-- BEGIN INPUT --

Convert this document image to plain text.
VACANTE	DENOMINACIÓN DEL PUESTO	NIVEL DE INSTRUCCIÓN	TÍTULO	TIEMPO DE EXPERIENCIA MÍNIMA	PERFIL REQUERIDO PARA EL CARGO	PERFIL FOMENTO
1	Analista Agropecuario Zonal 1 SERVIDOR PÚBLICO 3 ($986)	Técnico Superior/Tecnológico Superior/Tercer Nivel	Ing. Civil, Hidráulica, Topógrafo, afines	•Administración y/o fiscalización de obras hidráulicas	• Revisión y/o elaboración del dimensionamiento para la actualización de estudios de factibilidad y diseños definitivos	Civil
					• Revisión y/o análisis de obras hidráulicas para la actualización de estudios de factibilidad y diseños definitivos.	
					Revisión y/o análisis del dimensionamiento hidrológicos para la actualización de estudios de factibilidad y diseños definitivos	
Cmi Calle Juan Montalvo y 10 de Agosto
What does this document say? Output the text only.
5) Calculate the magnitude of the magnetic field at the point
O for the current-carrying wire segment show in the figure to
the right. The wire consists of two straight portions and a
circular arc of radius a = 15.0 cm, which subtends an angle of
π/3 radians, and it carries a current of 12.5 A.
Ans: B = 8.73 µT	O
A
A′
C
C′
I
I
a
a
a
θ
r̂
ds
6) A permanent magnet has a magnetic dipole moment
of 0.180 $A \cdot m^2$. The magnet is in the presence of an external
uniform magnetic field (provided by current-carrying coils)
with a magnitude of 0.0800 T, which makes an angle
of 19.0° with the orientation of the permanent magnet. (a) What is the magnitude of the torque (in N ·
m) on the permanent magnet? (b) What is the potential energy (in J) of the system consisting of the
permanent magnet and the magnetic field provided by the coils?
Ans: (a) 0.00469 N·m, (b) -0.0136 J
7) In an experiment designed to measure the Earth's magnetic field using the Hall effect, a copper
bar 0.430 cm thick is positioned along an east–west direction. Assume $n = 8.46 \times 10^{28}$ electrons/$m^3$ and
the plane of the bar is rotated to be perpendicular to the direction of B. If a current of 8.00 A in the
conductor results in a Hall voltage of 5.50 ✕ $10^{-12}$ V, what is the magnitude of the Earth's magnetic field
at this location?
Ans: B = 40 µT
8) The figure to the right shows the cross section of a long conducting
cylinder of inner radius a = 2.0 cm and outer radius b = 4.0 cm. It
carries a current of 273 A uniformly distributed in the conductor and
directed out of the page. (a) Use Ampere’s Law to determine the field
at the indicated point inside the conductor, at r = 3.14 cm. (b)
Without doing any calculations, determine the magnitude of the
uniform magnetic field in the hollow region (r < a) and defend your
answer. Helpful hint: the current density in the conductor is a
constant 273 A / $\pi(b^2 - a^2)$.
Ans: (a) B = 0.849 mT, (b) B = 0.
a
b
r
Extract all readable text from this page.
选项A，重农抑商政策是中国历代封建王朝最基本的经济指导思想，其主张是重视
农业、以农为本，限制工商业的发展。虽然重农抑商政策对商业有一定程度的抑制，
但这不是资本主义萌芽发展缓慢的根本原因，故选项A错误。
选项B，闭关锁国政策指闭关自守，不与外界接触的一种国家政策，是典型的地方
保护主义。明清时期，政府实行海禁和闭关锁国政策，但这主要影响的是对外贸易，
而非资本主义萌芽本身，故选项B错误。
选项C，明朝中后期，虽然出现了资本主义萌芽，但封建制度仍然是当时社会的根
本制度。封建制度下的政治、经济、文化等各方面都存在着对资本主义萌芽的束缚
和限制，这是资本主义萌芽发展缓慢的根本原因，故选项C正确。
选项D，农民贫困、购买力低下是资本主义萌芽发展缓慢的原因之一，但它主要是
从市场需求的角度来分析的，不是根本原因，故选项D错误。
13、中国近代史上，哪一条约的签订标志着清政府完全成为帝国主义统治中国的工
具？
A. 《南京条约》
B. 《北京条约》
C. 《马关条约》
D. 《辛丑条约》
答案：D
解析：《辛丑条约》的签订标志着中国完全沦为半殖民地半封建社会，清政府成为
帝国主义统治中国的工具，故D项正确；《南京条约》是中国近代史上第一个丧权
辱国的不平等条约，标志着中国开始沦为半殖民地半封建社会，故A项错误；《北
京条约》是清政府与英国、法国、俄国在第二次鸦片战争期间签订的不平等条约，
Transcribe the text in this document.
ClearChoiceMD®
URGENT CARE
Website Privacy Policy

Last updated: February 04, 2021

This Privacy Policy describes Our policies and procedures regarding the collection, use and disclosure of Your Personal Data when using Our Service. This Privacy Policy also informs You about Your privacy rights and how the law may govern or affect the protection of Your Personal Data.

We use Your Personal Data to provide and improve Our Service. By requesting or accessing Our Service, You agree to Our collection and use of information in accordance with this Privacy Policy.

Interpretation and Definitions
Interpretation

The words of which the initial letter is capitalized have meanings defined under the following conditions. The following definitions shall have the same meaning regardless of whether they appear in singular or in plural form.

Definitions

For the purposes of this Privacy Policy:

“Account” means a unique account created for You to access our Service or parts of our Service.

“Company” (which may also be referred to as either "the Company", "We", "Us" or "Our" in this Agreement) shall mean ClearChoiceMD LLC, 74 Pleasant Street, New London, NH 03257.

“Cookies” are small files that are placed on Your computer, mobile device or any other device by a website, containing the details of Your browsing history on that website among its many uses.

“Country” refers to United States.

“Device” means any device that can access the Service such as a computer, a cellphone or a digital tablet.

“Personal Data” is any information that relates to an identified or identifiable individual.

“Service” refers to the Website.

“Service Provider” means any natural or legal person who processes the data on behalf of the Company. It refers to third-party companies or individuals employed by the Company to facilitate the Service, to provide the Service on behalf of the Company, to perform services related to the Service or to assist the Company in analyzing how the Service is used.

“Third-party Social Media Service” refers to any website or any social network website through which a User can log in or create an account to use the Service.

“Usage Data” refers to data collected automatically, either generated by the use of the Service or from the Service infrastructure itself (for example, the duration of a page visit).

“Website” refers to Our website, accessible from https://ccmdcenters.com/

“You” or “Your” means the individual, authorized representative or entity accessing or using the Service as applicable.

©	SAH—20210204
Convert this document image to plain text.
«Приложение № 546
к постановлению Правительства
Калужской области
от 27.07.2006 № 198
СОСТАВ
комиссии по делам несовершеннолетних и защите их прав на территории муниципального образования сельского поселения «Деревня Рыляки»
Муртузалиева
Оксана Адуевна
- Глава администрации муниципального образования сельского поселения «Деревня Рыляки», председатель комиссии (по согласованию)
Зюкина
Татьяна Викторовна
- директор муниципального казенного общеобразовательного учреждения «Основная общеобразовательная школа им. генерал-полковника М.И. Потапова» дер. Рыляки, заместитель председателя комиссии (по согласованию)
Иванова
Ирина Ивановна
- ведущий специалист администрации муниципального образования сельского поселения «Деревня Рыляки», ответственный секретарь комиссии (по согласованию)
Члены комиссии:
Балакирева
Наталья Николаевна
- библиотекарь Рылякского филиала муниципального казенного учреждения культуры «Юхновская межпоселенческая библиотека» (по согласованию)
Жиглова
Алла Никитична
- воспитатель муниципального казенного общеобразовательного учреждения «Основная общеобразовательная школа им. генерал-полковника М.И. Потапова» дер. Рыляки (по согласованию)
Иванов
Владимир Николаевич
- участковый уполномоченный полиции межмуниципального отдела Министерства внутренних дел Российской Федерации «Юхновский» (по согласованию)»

-- END INPUT --

- **GIVEN EXERCISE**
Give only the count of lines in the data that include the string "either".

- **SOLUTION FOR THIS EXERCISE**
2